Copy the data word for word, keeping every line.

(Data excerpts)
--- start ---

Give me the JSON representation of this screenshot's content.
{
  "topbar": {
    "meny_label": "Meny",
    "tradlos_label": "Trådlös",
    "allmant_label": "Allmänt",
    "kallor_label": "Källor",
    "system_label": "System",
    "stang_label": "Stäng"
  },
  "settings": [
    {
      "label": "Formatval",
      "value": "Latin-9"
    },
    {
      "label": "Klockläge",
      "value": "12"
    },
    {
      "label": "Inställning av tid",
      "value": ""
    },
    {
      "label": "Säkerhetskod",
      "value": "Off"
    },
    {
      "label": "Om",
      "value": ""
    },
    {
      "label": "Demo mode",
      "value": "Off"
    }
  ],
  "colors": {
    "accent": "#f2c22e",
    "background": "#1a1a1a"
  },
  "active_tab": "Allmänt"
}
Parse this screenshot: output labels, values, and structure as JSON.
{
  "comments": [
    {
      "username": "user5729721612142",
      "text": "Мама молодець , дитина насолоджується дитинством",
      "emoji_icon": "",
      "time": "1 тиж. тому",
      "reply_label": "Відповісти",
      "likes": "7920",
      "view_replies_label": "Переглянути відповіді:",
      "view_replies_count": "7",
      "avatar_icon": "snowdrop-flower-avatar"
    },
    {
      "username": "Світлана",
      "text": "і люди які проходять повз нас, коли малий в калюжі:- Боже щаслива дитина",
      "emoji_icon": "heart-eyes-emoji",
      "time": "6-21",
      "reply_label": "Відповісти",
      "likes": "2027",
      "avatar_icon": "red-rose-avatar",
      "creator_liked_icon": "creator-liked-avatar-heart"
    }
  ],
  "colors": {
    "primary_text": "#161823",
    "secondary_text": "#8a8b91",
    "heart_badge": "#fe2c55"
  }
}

--- end ---

Answer for this exercise =>
Give me the JSON representation of this screenshot's content.
{
  "topbar": {
    "meny_label": "Meny",
    "tradlos_label": "Trådlös",
    "allmant_label": "Allmänt",
    "kallor_label": "Källor",
    "system_label": "System",
    "stang_label": "Stäng"
  },
  "settings": [
    {
      "label": "Formatval",
      "value": "Latin-9"
    },
    {
      "label": "Klockläge",
      "value": "12"
    },
    {
      "label": "Inställning av tid",
      "value": ""
    },
    {
      "label": "Säkerhetskod",
      "value": "Off"
    },
    {
      "label": "Om",
      "value": ""
    },
    {
      "label": "Demo mode",
      "value": "Off"
    }
  ],
  "colors": {
    "accent": "#f2c22e",
    "background": "#1a1a1a"
  },
  "active_tab": "Allmänt"
}
Parse this screenshot: output labels, values, and structure as JSON.
{
  "comments": [
    {
      "username": "user5729721612142",
      "text": "Мама молодець , дитина насолоджується дитинством",
      "emoji_icon": "",
      "time": "1 тиж. тому",
      "reply_label": "Відповісти",
      "likes": "7920",
      "view_replies_label": "Переглянути відповіді:",
      "view_replies_count": "7",
      "avatar_icon": "snowdrop-flower-avatar"
    },
    {
      "username": "Світлана",
      "text": "і люди які проходять повз нас, коли малий в калюжі:- Боже щаслива дитина",
      "emoji_icon": "heart-eyes-emoji",
      "time": "6-21",
      "reply_label": "Відповісти",
      "likes": "2027",
      "avatar_icon": "red-rose-avatar",
      "creator_liked_icon": "creator-liked-avatar-heart"
    }
  ],
  "colors": {
    "primary_text": "#161823",
    "secondary_text": "#8a8b91",
    "heart_badge": "#fe2c55"
  }
}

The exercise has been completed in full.